● **Request**
Turn every line of the data below into a numbered list, skipping blank lines. Leave the pictures out of your answer.

● **Material for this exercise**
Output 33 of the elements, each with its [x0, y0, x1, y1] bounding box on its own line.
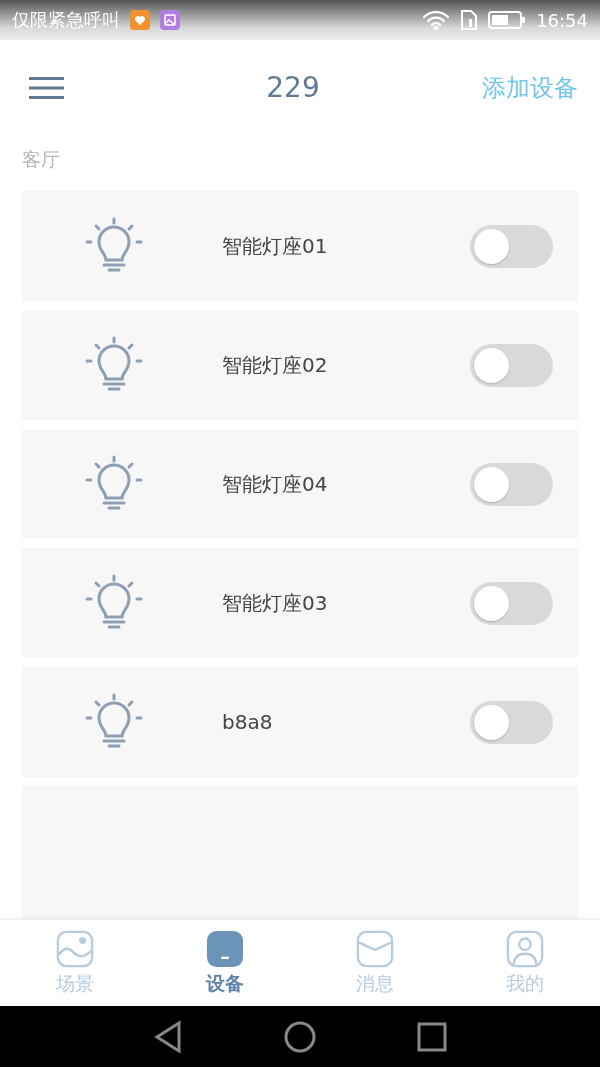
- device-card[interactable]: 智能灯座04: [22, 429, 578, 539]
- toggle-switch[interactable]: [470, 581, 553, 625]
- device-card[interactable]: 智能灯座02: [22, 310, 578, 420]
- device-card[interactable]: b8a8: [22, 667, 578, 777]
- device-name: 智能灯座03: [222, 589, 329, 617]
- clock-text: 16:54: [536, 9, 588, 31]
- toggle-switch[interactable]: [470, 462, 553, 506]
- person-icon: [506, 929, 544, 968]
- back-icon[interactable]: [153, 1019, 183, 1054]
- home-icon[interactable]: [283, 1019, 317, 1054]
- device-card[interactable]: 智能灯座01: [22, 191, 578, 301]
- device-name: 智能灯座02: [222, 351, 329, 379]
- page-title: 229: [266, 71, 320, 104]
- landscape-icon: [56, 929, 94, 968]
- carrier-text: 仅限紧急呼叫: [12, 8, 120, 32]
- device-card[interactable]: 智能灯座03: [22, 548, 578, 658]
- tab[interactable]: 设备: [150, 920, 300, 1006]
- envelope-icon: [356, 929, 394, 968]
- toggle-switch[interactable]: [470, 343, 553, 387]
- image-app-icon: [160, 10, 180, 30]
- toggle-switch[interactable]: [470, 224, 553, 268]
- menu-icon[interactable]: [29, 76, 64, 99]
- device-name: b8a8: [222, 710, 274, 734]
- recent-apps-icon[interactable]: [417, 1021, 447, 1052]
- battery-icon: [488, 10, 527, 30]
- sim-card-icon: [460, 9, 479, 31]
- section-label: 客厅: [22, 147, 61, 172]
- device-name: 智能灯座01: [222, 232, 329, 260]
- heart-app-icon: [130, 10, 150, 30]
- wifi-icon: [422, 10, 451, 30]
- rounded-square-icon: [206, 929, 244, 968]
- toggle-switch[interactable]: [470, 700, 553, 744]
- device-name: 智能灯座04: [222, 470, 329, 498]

● **Exercise output**
1. Output 33 of the elements, each with its [x0, y0, x1, y1] bounding box on its own line.
2. - device-card[interactable]: 智能灯座04: [22, 429, 578, 539]
3. - toggle-switch[interactable]: [470, 581, 553, 625]
4. - device-card[interactable]: 智能灯座02: [22, 310, 578, 420]
5. - device-card[interactable]: b8a8: [22, 667, 578, 777]
6. - device-name: 智能灯座03: [222, 589, 329, 617]
7. - clock-text: 16:54: [536, 9, 588, 31]
8. - toggle-switch[interactable]: [470, 462, 553, 506]
9. - person-icon: [506, 929, 544, 968]
10. - back-icon[interactable]: [153, 1019, 183, 1054]
11. - home-icon[interactable]: [283, 1019, 317, 1054]
12. - device-card[interactable]: 智能灯座01: [22, 191, 578, 301]
13. - device-name: 智能灯座02: [222, 351, 329, 379]
14. - page-title: 229: [266, 71, 320, 104]
15. - landscape-icon: [56, 929, 94, 968]
16. - carrier-text: 仅限紧急呼叫: [12, 8, 120, 32]
17. - device-card[interactable]: 智能灯座03: [22, 548, 578, 658]
18. - tab[interactable]: 设备: [150, 920, 300, 1006]
19. - envelope-icon: [356, 929, 394, 968]
20. - toggle-switch[interactable]: [470, 343, 553, 387]
21. - image-app-icon: [160, 10, 180, 30]
22. - toggle-switch[interactable]: [470, 224, 553, 268]
23. - menu-icon[interactable]: [29, 76, 64, 99]
24. - device-name: b8a8: [222, 710, 274, 734]
25. - recent-apps-icon[interactable]: [417, 1021, 447, 1052]
26. - battery-icon: [488, 10, 527, 30]
27. - sim-card-icon: [460, 9, 479, 31]
28. - section-label: 客厅: [22, 147, 61, 172]
29. - device-name: 智能灯座01: [222, 232, 329, 260]
30. - heart-app-icon: [130, 10, 150, 30]
31. - wifi-icon: [422, 10, 451, 30]
32. - rounded-square-icon: [206, 929, 244, 968]
33. - toggle-switch[interactable]: [470, 700, 553, 744]
34. - device-name: 智能灯座04: [222, 470, 329, 498]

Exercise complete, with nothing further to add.